**Objective:** Repeat every line exactly, keeping the pictures out of the copy.

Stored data
-- begin --

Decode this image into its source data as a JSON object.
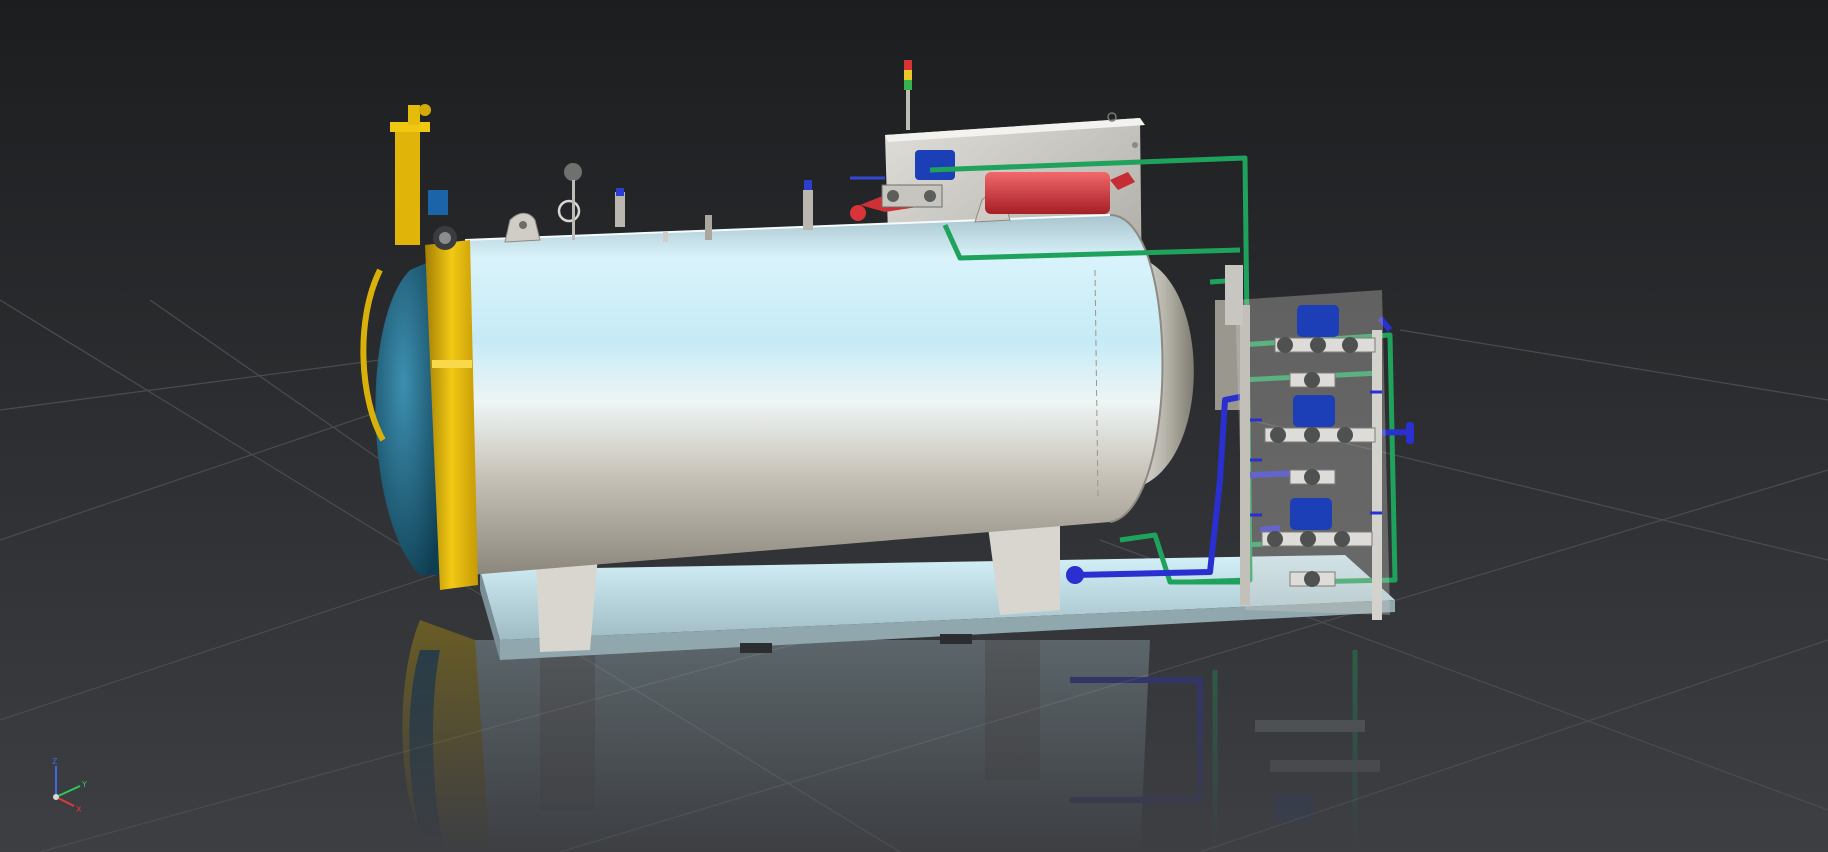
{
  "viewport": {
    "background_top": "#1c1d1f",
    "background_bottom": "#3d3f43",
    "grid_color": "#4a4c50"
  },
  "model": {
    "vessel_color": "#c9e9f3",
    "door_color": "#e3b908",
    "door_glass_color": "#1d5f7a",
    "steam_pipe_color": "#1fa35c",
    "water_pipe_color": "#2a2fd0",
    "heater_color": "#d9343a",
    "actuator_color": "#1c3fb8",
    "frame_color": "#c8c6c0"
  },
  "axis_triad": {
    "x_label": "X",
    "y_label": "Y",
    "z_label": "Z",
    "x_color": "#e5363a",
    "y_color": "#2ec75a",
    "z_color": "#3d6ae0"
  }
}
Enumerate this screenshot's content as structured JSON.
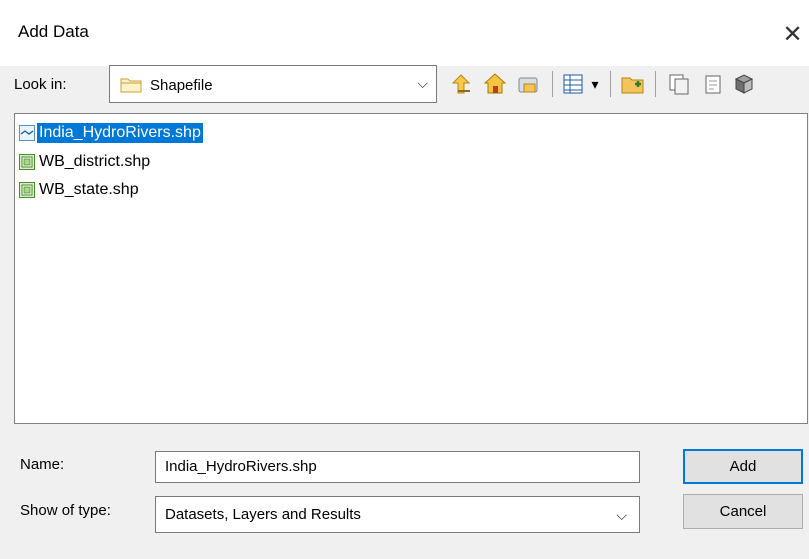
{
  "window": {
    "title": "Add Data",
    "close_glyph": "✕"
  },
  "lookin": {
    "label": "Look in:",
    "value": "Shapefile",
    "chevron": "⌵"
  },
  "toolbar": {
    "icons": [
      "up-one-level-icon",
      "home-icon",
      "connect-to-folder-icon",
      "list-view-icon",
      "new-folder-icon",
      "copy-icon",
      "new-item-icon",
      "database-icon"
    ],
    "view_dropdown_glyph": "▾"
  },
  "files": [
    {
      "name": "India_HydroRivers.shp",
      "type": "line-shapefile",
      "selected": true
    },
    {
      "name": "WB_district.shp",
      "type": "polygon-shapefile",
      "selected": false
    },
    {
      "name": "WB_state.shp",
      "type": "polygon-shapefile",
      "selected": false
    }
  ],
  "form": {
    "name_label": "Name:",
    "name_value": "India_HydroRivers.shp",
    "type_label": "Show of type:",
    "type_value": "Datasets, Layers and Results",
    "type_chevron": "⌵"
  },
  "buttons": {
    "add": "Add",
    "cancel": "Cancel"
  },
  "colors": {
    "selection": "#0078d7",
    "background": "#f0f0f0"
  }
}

-- end --

**Correct result:**
Decode this image into its source data as a JSON object.
{
  "viewport": {
    "background_top": "#1c1d1f",
    "background_bottom": "#3d3f43",
    "grid_color": "#4a4c50"
  },
  "model": {
    "vessel_color": "#c9e9f3",
    "door_color": "#e3b908",
    "door_glass_color": "#1d5f7a",
    "steam_pipe_color": "#1fa35c",
    "water_pipe_color": "#2a2fd0",
    "heater_color": "#d9343a",
    "actuator_color": "#1c3fb8",
    "frame_color": "#c8c6c0"
  },
  "axis_triad": {
    "x_label": "X",
    "y_label": "Y",
    "z_label": "Z",
    "x_color": "#e5363a",
    "y_color": "#2ec75a",
    "z_color": "#3d6ae0"
  }
}
Enumerate this screenshot's content as structured JSON.
{
  "window": {
    "title": "Add Data",
    "close_glyph": "✕"
  },
  "lookin": {
    "label": "Look in:",
    "value": "Shapefile",
    "chevron": "⌵"
  },
  "toolbar": {
    "icons": [
      "up-one-level-icon",
      "home-icon",
      "connect-to-folder-icon",
      "list-view-icon",
      "new-folder-icon",
      "copy-icon",
      "new-item-icon",
      "database-icon"
    ],
    "view_dropdown_glyph": "▾"
  },
  "files": [
    {
      "name": "India_HydroRivers.shp",
      "type": "line-shapefile",
      "selected": true
    },
    {
      "name": "WB_district.shp",
      "type": "polygon-shapefile",
      "selected": false
    },
    {
      "name": "WB_state.shp",
      "type": "polygon-shapefile",
      "selected": false
    }
  ],
  "form": {
    "name_label": "Name:",
    "name_value": "India_HydroRivers.shp",
    "type_label": "Show of type:",
    "type_value": "Datasets, Layers and Results",
    "type_chevron": "⌵"
  },
  "buttons": {
    "add": "Add",
    "cancel": "Cancel"
  },
  "colors": {
    "selection": "#0078d7",
    "background": "#f0f0f0"
  }
}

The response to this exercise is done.